▶ **YOUR OBJECTIVE**:
Determine how many lines of this material contain "social". Give only the number.

▶ **SUPPLIED INFORMATION**:

---

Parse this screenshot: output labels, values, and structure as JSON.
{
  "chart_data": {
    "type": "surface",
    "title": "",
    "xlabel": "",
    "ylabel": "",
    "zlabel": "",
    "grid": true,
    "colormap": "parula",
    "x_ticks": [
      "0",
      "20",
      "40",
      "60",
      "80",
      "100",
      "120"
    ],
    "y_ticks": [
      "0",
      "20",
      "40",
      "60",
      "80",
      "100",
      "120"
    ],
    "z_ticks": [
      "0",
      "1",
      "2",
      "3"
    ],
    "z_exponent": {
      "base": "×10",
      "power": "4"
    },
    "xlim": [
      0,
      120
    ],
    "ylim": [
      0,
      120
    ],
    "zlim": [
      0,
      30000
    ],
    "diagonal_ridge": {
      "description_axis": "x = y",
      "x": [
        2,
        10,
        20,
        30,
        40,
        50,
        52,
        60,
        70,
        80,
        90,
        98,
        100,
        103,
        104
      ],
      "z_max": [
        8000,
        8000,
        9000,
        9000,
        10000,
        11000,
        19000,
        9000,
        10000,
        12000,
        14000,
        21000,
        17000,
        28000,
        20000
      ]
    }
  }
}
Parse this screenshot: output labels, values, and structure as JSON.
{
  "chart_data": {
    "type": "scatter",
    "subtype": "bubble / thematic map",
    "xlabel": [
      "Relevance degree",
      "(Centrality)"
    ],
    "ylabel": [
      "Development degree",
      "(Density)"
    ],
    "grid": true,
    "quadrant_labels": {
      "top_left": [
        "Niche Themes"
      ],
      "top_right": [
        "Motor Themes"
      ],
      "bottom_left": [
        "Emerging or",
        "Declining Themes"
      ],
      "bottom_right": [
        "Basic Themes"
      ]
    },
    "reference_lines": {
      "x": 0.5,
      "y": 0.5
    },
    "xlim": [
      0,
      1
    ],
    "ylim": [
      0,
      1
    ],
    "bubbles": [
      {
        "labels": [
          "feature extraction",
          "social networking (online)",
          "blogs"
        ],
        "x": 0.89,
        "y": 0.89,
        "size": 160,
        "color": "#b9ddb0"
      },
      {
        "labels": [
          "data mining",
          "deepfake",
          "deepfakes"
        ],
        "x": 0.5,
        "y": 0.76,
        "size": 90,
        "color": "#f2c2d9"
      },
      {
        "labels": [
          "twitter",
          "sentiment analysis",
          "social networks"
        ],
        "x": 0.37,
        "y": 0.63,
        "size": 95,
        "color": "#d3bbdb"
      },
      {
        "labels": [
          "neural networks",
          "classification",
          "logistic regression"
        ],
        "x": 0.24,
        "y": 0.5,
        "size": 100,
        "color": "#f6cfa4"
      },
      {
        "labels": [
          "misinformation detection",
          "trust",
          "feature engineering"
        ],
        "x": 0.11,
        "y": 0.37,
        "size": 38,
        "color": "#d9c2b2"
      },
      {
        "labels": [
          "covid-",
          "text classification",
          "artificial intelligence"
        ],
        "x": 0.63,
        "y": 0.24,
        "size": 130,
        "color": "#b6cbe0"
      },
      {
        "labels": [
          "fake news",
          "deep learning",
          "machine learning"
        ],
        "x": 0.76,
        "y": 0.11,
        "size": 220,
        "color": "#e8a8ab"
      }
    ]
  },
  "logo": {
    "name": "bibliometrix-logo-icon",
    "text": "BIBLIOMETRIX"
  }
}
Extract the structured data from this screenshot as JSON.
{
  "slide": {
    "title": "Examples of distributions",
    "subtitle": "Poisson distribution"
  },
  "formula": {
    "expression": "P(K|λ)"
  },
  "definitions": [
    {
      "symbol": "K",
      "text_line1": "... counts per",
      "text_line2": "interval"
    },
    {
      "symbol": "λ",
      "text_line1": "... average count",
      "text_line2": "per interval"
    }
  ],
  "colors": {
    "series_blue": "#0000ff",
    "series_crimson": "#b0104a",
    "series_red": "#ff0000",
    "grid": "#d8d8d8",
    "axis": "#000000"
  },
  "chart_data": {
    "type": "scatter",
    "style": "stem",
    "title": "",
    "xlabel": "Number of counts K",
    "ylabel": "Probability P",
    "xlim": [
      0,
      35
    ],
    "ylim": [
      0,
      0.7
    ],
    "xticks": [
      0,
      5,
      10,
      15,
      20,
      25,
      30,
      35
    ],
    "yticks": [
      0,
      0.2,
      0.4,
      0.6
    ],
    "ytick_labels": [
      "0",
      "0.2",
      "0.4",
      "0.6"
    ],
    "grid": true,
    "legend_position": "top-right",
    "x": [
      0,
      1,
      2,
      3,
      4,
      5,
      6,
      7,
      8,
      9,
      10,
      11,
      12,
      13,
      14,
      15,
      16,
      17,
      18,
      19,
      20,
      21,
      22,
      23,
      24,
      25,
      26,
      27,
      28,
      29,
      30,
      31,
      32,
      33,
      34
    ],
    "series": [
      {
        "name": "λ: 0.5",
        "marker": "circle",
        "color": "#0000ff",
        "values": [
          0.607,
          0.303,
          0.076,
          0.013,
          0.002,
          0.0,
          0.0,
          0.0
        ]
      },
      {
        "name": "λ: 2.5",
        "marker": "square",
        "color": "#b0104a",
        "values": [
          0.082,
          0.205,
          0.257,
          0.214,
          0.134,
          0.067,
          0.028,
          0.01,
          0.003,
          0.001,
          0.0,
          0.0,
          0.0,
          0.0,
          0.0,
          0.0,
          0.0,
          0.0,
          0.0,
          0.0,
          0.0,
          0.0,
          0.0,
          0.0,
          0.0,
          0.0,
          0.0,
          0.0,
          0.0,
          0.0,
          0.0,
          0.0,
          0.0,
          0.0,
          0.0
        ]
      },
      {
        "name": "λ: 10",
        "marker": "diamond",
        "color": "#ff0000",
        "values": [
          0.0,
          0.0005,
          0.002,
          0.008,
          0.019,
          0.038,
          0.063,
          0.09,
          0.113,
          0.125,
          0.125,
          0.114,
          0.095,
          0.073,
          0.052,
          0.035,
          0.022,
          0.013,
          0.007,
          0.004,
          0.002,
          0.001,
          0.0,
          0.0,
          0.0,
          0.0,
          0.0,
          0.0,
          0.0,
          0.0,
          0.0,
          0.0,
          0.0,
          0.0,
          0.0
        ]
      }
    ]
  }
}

---

▶ **RESULT OF THE EXERCISE**:
2